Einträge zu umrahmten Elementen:
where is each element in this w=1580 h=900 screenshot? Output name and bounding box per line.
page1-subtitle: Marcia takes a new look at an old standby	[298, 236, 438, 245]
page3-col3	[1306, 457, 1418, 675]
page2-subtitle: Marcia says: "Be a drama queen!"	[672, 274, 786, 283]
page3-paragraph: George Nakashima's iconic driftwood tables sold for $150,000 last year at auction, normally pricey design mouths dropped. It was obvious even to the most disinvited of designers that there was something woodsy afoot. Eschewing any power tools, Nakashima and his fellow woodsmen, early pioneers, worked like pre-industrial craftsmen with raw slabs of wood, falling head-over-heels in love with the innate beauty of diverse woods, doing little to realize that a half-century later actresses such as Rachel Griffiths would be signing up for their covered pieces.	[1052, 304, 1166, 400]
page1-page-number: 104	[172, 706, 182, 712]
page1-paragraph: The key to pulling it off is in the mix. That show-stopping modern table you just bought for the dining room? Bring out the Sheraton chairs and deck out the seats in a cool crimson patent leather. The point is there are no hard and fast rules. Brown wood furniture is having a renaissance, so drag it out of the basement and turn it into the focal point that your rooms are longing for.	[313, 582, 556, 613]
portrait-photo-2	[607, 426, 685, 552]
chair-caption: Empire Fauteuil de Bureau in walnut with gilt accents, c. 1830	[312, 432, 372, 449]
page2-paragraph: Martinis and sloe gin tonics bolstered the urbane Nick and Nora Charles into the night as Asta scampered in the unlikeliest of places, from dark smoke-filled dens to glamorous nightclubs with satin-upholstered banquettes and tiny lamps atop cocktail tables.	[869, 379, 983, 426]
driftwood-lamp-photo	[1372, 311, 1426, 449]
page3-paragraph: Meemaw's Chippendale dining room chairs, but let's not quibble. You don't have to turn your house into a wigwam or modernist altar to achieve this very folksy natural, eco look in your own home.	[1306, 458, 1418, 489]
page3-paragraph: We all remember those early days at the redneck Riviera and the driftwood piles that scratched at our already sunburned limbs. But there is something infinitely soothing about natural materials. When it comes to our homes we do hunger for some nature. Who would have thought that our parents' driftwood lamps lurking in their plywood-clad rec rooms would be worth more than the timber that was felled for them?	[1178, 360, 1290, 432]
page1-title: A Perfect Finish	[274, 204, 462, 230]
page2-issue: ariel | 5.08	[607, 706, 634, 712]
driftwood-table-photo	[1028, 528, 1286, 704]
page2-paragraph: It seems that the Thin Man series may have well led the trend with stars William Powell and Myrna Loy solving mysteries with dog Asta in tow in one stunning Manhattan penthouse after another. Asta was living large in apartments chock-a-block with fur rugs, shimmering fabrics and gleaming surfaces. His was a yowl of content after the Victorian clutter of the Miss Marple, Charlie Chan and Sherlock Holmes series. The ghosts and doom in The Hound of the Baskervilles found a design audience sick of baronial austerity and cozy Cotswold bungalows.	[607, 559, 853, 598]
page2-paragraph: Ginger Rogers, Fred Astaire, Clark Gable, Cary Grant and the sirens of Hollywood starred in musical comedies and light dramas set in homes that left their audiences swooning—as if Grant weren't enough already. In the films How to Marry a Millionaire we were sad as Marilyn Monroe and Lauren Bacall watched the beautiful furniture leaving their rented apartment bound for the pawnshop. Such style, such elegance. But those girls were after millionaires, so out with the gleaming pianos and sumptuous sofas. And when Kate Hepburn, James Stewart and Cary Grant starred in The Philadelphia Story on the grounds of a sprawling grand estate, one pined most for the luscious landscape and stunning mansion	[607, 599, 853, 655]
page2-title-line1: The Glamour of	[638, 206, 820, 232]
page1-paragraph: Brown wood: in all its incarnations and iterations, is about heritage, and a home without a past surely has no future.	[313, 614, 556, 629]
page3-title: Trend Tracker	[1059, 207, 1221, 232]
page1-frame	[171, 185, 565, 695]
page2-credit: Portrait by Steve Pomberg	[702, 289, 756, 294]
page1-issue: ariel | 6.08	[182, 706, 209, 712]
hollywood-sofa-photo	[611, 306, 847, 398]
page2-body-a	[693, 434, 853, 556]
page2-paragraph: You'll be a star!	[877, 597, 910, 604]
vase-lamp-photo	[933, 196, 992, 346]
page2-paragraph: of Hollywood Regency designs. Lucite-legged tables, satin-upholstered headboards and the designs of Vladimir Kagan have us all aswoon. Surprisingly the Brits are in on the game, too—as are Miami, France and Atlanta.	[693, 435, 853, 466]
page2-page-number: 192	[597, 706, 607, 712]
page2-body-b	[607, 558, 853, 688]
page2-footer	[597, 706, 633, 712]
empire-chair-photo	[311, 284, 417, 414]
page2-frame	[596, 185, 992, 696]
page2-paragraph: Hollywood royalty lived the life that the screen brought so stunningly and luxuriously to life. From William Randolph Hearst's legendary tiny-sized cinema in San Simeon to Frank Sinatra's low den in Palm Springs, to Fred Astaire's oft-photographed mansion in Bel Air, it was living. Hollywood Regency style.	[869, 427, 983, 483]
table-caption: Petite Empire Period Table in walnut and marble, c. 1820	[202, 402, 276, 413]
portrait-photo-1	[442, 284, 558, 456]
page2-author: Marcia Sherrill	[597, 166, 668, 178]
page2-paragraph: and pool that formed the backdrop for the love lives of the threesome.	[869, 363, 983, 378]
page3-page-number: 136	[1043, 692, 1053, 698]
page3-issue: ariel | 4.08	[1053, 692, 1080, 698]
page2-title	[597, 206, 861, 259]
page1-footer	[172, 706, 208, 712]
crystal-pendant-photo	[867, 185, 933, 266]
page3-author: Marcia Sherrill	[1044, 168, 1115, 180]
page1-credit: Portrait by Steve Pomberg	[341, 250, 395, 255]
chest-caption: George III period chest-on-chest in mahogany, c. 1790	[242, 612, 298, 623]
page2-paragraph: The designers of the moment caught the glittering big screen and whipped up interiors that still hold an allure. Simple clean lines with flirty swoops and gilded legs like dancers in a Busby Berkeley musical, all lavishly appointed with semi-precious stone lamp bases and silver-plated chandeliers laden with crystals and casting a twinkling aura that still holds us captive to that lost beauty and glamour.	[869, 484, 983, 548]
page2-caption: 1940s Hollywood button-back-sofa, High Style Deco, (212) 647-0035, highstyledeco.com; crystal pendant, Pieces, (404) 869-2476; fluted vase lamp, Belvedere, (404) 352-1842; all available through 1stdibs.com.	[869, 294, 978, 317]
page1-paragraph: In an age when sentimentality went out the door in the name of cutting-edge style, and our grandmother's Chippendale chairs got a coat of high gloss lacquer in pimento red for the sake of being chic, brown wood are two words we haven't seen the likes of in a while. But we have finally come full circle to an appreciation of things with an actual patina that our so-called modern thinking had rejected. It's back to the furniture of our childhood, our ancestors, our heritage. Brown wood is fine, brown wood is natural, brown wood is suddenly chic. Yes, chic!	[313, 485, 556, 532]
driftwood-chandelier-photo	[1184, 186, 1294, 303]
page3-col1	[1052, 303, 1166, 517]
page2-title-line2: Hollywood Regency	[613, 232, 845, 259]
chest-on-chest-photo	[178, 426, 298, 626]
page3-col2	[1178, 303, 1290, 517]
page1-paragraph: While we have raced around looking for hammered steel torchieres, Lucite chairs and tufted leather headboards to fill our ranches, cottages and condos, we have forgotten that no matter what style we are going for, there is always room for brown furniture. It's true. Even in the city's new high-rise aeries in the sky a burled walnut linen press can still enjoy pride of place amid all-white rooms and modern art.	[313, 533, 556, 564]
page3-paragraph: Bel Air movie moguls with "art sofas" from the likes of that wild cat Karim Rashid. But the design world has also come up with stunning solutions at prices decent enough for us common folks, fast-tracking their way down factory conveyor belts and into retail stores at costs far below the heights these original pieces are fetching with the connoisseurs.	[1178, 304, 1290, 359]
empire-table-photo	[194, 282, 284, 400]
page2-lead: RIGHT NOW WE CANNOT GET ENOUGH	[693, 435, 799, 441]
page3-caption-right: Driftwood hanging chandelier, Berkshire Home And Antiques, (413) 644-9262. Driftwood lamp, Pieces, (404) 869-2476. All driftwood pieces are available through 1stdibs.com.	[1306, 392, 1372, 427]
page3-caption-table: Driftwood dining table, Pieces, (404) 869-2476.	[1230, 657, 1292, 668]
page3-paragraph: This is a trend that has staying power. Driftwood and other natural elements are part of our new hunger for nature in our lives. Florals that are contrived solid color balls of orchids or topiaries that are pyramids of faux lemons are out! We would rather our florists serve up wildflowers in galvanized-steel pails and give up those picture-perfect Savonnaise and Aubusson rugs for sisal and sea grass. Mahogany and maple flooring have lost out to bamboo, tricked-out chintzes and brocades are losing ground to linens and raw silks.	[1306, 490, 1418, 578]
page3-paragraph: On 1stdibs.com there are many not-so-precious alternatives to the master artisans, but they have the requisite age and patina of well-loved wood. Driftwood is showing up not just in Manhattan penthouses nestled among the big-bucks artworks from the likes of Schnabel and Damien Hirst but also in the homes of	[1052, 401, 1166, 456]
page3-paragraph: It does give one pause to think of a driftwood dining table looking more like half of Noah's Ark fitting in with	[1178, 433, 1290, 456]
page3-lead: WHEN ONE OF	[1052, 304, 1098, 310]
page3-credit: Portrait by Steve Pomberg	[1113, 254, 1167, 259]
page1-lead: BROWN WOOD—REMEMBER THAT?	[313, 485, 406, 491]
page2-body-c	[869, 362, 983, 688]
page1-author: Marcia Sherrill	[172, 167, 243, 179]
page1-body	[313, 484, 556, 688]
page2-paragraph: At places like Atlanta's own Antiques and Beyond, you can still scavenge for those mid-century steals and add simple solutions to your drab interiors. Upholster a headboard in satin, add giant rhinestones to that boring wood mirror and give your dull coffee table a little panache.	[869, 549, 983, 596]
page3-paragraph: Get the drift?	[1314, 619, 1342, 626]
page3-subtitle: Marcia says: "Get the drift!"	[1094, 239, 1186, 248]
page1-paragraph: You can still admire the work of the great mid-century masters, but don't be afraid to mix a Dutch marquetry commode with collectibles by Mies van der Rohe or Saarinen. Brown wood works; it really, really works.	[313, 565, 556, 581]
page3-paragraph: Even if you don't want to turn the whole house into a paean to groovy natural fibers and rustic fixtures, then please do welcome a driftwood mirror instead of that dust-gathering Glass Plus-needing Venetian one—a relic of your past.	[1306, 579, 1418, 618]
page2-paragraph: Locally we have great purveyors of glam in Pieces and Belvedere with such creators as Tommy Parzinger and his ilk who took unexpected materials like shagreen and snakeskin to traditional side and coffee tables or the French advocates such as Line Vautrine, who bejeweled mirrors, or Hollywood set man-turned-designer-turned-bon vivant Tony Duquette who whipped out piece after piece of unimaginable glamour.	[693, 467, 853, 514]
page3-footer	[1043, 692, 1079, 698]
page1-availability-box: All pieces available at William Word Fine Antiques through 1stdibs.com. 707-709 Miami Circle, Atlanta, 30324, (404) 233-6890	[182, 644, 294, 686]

Ziel
Tausche in den Zeilen vom Anfang der Datensätze bis einschließlich der Zeile mit "274, 786, 283]" den Ausdruck "new look" gegen "fresh look" aus. Gib nur diese Zeilen wieder und lass alles andere unverändert.

Schriftliche Antwort
where is each element in this w=1580 h=900 screenshot? Output name and bounding box per line.
page1-subtitle: Marcia takes a fresh look at an old standby	[298, 236, 438, 245]
page3-col3	[1306, 457, 1418, 675]
page2-subtitle: Marcia says: "Be a drama queen!"	[672, 274, 786, 283]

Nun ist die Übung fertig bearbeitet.